:: Record extracts

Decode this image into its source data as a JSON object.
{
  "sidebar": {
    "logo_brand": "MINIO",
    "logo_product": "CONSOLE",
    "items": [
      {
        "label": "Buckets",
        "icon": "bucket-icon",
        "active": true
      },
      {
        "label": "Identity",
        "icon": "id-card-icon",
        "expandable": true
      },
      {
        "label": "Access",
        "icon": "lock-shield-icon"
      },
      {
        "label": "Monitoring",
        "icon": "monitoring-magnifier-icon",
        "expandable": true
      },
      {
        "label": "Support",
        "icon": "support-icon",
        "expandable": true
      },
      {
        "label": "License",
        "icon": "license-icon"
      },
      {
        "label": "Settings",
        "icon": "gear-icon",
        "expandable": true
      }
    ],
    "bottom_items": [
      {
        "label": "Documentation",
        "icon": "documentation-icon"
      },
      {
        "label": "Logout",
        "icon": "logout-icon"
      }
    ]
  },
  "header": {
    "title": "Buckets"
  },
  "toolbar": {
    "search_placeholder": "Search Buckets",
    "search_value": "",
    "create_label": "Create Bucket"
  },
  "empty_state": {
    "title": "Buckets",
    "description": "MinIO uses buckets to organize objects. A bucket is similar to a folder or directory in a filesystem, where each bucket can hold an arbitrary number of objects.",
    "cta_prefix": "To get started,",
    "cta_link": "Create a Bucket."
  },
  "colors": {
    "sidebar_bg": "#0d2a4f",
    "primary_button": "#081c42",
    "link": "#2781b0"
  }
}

::::

§ Exercise task
Your task is to transcribe the listing above in full, exactly as given.

§ Output
Decode this image into its source data as a JSON object.
{
  "sidebar": {
    "logo_brand": "MINIO",
    "logo_product": "CONSOLE",
    "items": [
      {
        "label": "Buckets",
        "icon": "bucket-icon",
        "active": true
      },
      {
        "label": "Identity",
        "icon": "id-card-icon",
        "expandable": true
      },
      {
        "label": "Access",
        "icon": "lock-shield-icon"
      },
      {
        "label": "Monitoring",
        "icon": "monitoring-magnifier-icon",
        "expandable": true
      },
      {
        "label": "Support",
        "icon": "support-icon",
        "expandable": true
      },
      {
        "label": "License",
        "icon": "license-icon"
      },
      {
        "label": "Settings",
        "icon": "gear-icon",
        "expandable": true
      }
    ],
    "bottom_items": [
      {
        "label": "Documentation",
        "icon": "documentation-icon"
      },
      {
        "label": "Logout",
        "icon": "logout-icon"
      }
    ]
  },
  "header": {
    "title": "Buckets"
  },
  "toolbar": {
    "search_placeholder": "Search Buckets",
    "search_value": "",
    "create_label": "Create Bucket"
  },
  "empty_state": {
    "title": "Buckets",
    "description": "MinIO uses buckets to organize objects. A bucket is similar to a folder or directory in a filesystem, where each bucket can hold an arbitrary number of objects.",
    "cta_prefix": "To get started,",
    "cta_link": "Create a Bucket."
  },
  "colors": {
    "sidebar_bg": "#0d2a4f",
    "primary_button": "#081c42",
    "link": "#2781b0"
  }
}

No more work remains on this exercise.